Aunque vigiladas por la razón, vibraban, sin embargo, en su espíritu las pasiones, y la pasión política entre todas, que no era en él ambición de poder, sino como un entusiasmo fervoroso por el destino de la colectividad. Como en 1890, la indignación se apoderó de su espíritu otra vez al contemplar el espectáculo de la usurpación de la voluntad ciudadana, que se preparaba en los círculos áulicos de Roca al expirar su segunda presidencia. Los nombres de los candidatos para sucederle se discutían en juntas de notables, sopesándose las influencias y auscultando la voluntad del presidente de la República, mientras la opinión pública se mantenía ajena e insensible al despojo. Para Emilio Mitre el sistema era la negación del régimen republicano, y acaso por eso quiso que se llamara “republicano” el partido político que constituyó en 1902 para combatir a un tiempo las candidaturas oficiales y la indiferencia ciudadana. Uriburu y Udaondo fueron los hombres que propuso al país el Partido Republicano para las elecciones de 1904. “Hace un año —decía Emilio Mitre al despedir a los convencionales que los habían elegido— apelamos a la opinión pública para que se congregara en torno a nuestra bandera de principios y se lanzara a la recuperación de los derechos cívicos. Ese día levantamos como tema el imperio del sufragio libre y protestamos virilmente contra el régimen de absorción oficialista que tenía cristalizada la vida pública de la Nación y anuladas sus energías”. Con esa bandera fue a la lucha el nuevo partido, y, como era previsible, los resultados contrariaron las aspiraciones renovadoras. Pero el paso estaba dado y serviría para llamar la atención de los que, dentro del régimen, comenzaban, como Pellegrini y Sáenz Peña, a comprender que era necesario purificar la democracia.
Vencido, siguió combatiendo por los principios. Luchó con sostenida tenacidad para que el país desarrollara su riqueza, porque estaba persuadido de que la transformación social que habría de operar traería consigo el perfeccionamiento político. Pero no quiso ceder un paso en el terreno de los principios, porque sabía que constituyen el único freno capaz de contener las pasiones y los excesos, las declinaciones peligrosas del espíritu ciudadano y las aventuras irresponsables de la política. “La más grave, la más urgente de las cuestiones que tenemos entre manos, la que debe primar sobre todas las otras, bien se trate de obras públicas, de legislación o de tanta reforma que está reclamando el país”, así definió Emilio Mitre en su discurso en la Cámara de Diputados la defensa de los privilegios parlamentarios, atropellados por el presidente Figueroa Alcorta al clausurar el Congreso con la fuerza pública en enero de 1908. Seguro de sus opiniones —”nunca he intervenido en un debate público con un juicio más seguro”, decía—, reclamó la enérgica reacción de la Cámara contra la extralimitación del Poder Ejecutivo, porque veía en ella la última expresión de la funesta tendencia a la concentración del poder, negación del principio republicano.

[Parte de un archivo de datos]
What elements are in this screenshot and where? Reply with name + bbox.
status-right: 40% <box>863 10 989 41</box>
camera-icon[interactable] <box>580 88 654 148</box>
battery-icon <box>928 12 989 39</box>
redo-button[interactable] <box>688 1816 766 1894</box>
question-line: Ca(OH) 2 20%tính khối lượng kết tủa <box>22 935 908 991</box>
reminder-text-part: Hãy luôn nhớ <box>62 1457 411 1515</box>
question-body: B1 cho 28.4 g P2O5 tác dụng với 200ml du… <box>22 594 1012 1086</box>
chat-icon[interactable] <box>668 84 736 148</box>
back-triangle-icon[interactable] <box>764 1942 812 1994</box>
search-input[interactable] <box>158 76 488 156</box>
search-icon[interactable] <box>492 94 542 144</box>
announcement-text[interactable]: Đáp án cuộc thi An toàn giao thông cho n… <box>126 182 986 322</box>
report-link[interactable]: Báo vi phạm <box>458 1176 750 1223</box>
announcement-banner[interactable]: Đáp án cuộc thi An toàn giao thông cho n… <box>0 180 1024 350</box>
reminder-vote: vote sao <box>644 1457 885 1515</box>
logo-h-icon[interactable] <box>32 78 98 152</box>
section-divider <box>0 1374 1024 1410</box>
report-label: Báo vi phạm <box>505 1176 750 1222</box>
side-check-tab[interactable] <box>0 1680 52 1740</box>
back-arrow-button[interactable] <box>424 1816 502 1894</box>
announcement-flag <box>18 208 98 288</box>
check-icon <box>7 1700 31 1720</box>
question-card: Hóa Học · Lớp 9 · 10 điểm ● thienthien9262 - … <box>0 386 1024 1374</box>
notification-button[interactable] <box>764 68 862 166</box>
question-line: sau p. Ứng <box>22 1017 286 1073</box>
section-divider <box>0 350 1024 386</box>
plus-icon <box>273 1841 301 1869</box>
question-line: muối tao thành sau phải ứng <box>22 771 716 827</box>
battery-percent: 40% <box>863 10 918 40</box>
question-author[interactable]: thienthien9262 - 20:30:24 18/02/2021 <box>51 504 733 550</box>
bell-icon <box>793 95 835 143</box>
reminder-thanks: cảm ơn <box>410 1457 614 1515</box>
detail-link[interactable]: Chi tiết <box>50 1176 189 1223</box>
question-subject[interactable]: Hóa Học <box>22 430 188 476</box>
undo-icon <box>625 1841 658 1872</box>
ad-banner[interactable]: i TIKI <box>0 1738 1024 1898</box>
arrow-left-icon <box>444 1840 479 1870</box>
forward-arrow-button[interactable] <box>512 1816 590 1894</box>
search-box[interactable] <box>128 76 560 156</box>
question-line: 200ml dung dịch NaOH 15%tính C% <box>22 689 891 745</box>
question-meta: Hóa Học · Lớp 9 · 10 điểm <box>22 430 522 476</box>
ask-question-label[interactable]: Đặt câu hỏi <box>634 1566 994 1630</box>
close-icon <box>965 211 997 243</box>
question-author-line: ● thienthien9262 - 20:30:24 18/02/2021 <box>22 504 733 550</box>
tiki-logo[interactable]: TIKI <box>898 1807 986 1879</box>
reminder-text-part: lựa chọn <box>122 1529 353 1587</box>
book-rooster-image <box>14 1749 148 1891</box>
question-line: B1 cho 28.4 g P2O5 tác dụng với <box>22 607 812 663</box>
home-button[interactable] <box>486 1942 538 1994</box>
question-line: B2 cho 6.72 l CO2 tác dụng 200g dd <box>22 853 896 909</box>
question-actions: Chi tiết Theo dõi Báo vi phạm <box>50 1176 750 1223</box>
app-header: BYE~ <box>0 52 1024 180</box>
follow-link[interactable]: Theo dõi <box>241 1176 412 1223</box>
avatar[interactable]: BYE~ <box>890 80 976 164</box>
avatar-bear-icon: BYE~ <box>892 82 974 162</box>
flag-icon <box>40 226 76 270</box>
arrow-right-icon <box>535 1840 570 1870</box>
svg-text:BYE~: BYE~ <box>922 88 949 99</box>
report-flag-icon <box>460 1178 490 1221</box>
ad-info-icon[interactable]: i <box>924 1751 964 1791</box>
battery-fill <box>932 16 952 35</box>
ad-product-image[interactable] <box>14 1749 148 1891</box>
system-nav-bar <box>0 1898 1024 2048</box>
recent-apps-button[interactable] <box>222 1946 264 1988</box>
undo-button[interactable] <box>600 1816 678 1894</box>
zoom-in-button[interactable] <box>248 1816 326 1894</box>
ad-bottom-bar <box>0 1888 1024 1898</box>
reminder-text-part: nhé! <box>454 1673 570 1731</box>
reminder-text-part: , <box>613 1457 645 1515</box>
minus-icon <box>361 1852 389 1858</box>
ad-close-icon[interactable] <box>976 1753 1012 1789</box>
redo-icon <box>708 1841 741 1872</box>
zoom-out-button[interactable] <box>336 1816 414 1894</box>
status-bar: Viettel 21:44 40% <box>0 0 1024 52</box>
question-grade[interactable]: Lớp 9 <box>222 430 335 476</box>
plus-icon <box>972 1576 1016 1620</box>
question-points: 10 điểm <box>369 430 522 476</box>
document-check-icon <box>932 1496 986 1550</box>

▶ _Tareas_
1 - Determine si cada afirmación concuerda con el texto sobre Emilio Mitre, respondiendo sí o no y citando literalmente las palabras del texto que lo deciden: (a) Emilio Mitre fundó el Partido Republicano en 1902; (b) el Partido Republicano propuso a Pellegrini y Sáenz Peña para las elecciones de 1904; (c) Figueroa Alcorta clausuró el Congreso con la fuerza pública en enero de 1908.
2 - Prolongue el texto sobre Emilio Mitre a partir de su última oración.
Los registros no hacen falta para nada de lo que se pide.

▶ _Respuestas_
1 -
(a) Sí: "el partido político que constituyó en 1902".
(b) No: "Uriburu y Udaondo fueron los hombres que propuso al país el Partido Republicano para las elecciones de 1904".
(c) Sí: "al clausurar el Congreso con la fuerza pública en enero de 1908".

2 -
Poco antes se había ocupado de la necesidad de ampliar el puerto de Buenos Aires y había elaborado el proyecto de ley de ferrocarriles. Otros asuntos de interés público demandarían su atención después de aquella intervención en defensa del régimen institucional de la República. Y hasta las vísperas de su muerte apenas hubo asunto importante en cuya dilucidación no participara en busca de soluciones eficaces. Pero las soluciones eficaces tenían para él un límite preciso, determinado por una concepción armónica del desarrollo del país, que se desprende tanto de sus palabras como de sus obras. Buen liberal, creía en el progreso, pero creía más en el espíritu. Su acción política fue reflejo fiel de su personalidad: recta y mesurada, constructiva y eficaz, apasionada y severa. Hombre de su tiempo, heredó de la generación que le precedió la certidumbre de que era necesario construir; cosas que se apoyaran sobre la tierra y normas e ideas que se enraizaran en los espíritus. Entendió la política como una lenta y cotidiana labor constructiva, como un deber propio de su condición de ciudadano, como un tributo debido a la colectividad; y no hizo otra política que aquella a la que se sentía obligado por sus convicciones. No buscó las dignidades ni quiso prevalerse de las circunstancias que le hubieran abierto una brillante carrera de los honores. Vivió tras de su mesa de periodista y tras de su banca de legislador. Y murió sirviendo al país, honrado y honorable.